Your goal:
Will you extract the entries word for word? Images should not appear in the copy.

Record extracts:
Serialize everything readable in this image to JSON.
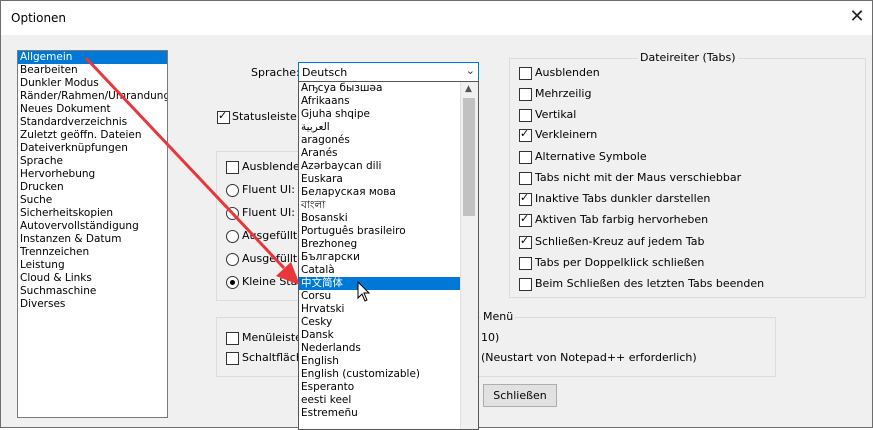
{
  "window": {
    "title": "Optionen",
    "close_glyph": "✕"
  },
  "categories": [
    {
      "label": "Allgemein",
      "selected": true
    },
    {
      "label": "Bearbeiten"
    },
    {
      "label": "Dunkler Modus"
    },
    {
      "label": "Ränder/Rahmen/Umrandungen"
    },
    {
      "label": "Neues Dokument"
    },
    {
      "label": "Standardverzeichnis"
    },
    {
      "label": "Zuletzt geöffn. Dateien"
    },
    {
      "label": "Dateiverknüpfungen"
    },
    {
      "label": "Sprache"
    },
    {
      "label": "Hervorhebung"
    },
    {
      "label": "Drucken"
    },
    {
      "label": "Suche"
    },
    {
      "label": "Sicherheitskopien"
    },
    {
      "label": "Autovervollständigung"
    },
    {
      "label": "Instanzen & Datum"
    },
    {
      "label": "Trennzeichen"
    },
    {
      "label": "Leistung"
    },
    {
      "label": "Cloud & Links"
    },
    {
      "label": "Suchmaschine"
    },
    {
      "label": "Diverses"
    }
  ],
  "language": {
    "label": "Sprache:",
    "selected": "Deutsch",
    "options": [
      {
        "label": "Аҧсуа бызшәа"
      },
      {
        "label": "Afrikaans"
      },
      {
        "label": "Gjuha shqipe"
      },
      {
        "label": "العربية"
      },
      {
        "label": "aragonés"
      },
      {
        "label": "Aranés"
      },
      {
        "label": "Azərbaycan dili"
      },
      {
        "label": "Euskara"
      },
      {
        "label": "Беларуская мова"
      },
      {
        "label": "বাংলা"
      },
      {
        "label": "Bosanski"
      },
      {
        "label": "Português brasileiro"
      },
      {
        "label": "Brezhoneg"
      },
      {
        "label": "Български"
      },
      {
        "label": "Català"
      },
      {
        "label": "中文简体",
        "selected": true
      },
      {
        "label": "Corsu"
      },
      {
        "label": "Hrvatski"
      },
      {
        "label": "Česky"
      },
      {
        "label": "Dansk"
      },
      {
        "label": "Nederlands"
      },
      {
        "label": "English"
      },
      {
        "label": "English (customizable)"
      },
      {
        "label": "Esperanto"
      },
      {
        "label": "eesti keel"
      },
      {
        "label": "Estremeñu"
      }
    ]
  },
  "statusbar": {
    "label": "Statusleiste a",
    "checked": true
  },
  "toolbar_group": {
    "hide_label": "Ausblenden",
    "radios": [
      {
        "label": "Fluent UI: kl",
        "checked": false
      },
      {
        "label": "Fluent UI: gr",
        "checked": false
      },
      {
        "label": "Ausgefüllte I",
        "checked": false
      },
      {
        "label": "Ausgefüllte I",
        "checked": false
      },
      {
        "label": "Kleine Stand",
        "checked": true
      }
    ]
  },
  "menu_group": {
    "title": "Menü",
    "menubar_label": "Menüleiste a",
    "menubar_suffix": "10)",
    "buttons_label": "Schaltfläche",
    "buttons_suffix": "(Neustart von Notepad++ erforderlich)"
  },
  "tabs_group": {
    "title": "Dateireiter (Tabs)",
    "options": [
      {
        "label": "Ausblenden",
        "checked": false
      },
      {
        "label": "Mehrzeilig",
        "checked": false
      },
      {
        "label": "Vertikal",
        "checked": false
      },
      {
        "label": "Verkleinern",
        "checked": true
      },
      {
        "label": "Alternative Symbole",
        "checked": false
      },
      {
        "label": "Tabs nicht mit der Maus verschiebbar",
        "checked": false
      },
      {
        "label": "Inaktive Tabs dunkler darstellen",
        "checked": true
      },
      {
        "label": "Aktiven Tab farbig hervorheben",
        "checked": true
      },
      {
        "label": "Schließen-Kreuz auf jedem Tab",
        "checked": true
      },
      {
        "label": "Tabs per Doppelklick schließen",
        "checked": false
      },
      {
        "label": "Beim Schließen des letzten Tabs beenden",
        "checked": false
      }
    ]
  },
  "footer": {
    "close_button": "Schließen"
  },
  "colors": {
    "selection": "#0078d7",
    "arrow": "#e8363a"
  }
}
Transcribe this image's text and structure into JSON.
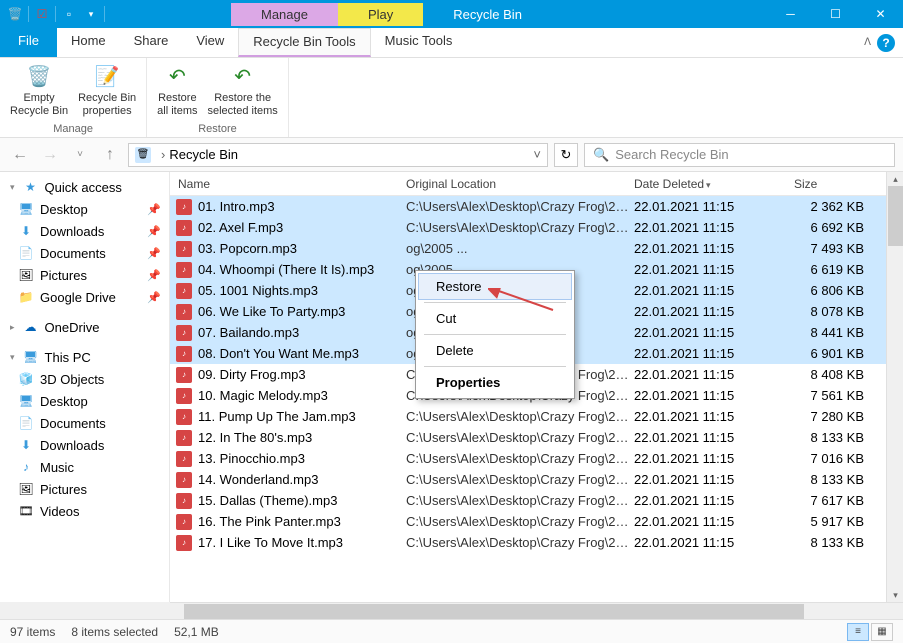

Finished answer:
Serialize everything readable in this image to JSON.
{
  "window": {
    "title": "Optionen",
    "close_glyph": "✕"
  },
  "categories": [
    {
      "label": "Allgemein",
      "selected": true
    },
    {
      "label": "Bearbeiten"
    },
    {
      "label": "Dunkler Modus"
    },
    {
      "label": "Ränder/Rahmen/Umrandungen"
    },
    {
      "label": "Neues Dokument"
    },
    {
      "label": "Standardverzeichnis"
    },
    {
      "label": "Zuletzt geöffn. Dateien"
    },
    {
      "label": "Dateiverknüpfungen"
    },
    {
      "label": "Sprache"
    },
    {
      "label": "Hervorhebung"
    },
    {
      "label": "Drucken"
    },
    {
      "label": "Suche"
    },
    {
      "label": "Sicherheitskopien"
    },
    {
      "label": "Autovervollständigung"
    },
    {
      "label": "Instanzen & Datum"
    },
    {
      "label": "Trennzeichen"
    },
    {
      "label": "Leistung"
    },
    {
      "label": "Cloud & Links"
    },
    {
      "label": "Suchmaschine"
    },
    {
      "label": "Diverses"
    }
  ],
  "language": {
    "label": "Sprache:",
    "selected": "Deutsch",
    "options": [
      {
        "label": "Аҧсуа бызшәа"
      },
      {
        "label": "Afrikaans"
      },
      {
        "label": "Gjuha shqipe"
      },
      {
        "label": "العربية"
      },
      {
        "label": "aragonés"
      },
      {
        "label": "Aranés"
      },
      {
        "label": "Azərbaycan dili"
      },
      {
        "label": "Euskara"
      },
      {
        "label": "Беларуская мова"
      },
      {
        "label": "বাংলা"
      },
      {
        "label": "Bosanski"
      },
      {
        "label": "Português brasileiro"
      },
      {
        "label": "Brezhoneg"
      },
      {
        "label": "Български"
      },
      {
        "label": "Català"
      },
      {
        "label": "中文简体",
        "selected": true
      },
      {
        "label": "Corsu"
      },
      {
        "label": "Hrvatski"
      },
      {
        "label": "Česky"
      },
      {
        "label": "Dansk"
      },
      {
        "label": "Nederlands"
      },
      {
        "label": "English"
      },
      {
        "label": "English (customizable)"
      },
      {
        "label": "Esperanto"
      },
      {
        "label": "eesti keel"
      },
      {
        "label": "Estremeñu"
      }
    ]
  },
  "statusbar": {
    "label": "Statusleiste a",
    "checked": true
  },
  "toolbar_group": {
    "hide_label": "Ausblenden",
    "radios": [
      {
        "label": "Fluent UI: kl",
        "checked": false
      },
      {
        "label": "Fluent UI: gr",
        "checked": false
      },
      {
        "label": "Ausgefüllte I",
        "checked": false
      },
      {
        "label": "Ausgefüllte I",
        "checked": false
      },
      {
        "label": "Kleine Stand",
        "checked": true
      }
    ]
  },
  "menu_group": {
    "title": "Menü",
    "menubar_label": "Menüleiste a",
    "menubar_suffix": "10)",
    "buttons_label": "Schaltfläche",
    "buttons_suffix": "(Neustart von Notepad++ erforderlich)"
  },
  "tabs_group": {
    "title": "Dateireiter (Tabs)",
    "options": [
      {
        "label": "Ausblenden",
        "checked": false
      },
      {
        "label": "Mehrzeilig",
        "checked": false
      },
      {
        "label": "Vertikal",
        "checked": false
      },
      {
        "label": "Verkleinern",
        "checked": true
      },
      {
        "label": "Alternative Symbole",
        "checked": false
      },
      {
        "label": "Tabs nicht mit der Maus verschiebbar",
        "checked": false
      },
      {
        "label": "Inaktive Tabs dunkler darstellen",
        "checked": true
      },
      {
        "label": "Aktiven Tab farbig hervorheben",
        "checked": true
      },
      {
        "label": "Schließen-Kreuz auf jedem Tab",
        "checked": true
      },
      {
        "label": "Tabs per Doppelklick schließen",
        "checked": false
      },
      {
        "label": "Beim Schließen des letzten Tabs beenden",
        "checked": false
      }
    ]
  },
  "footer": {
    "close_button": "Schließen"
  },
  "colors": {
    "selection": "#0078d7",
    "arrow": "#e8363a"
  }
}
Transcribe this image's text and structure into JSON.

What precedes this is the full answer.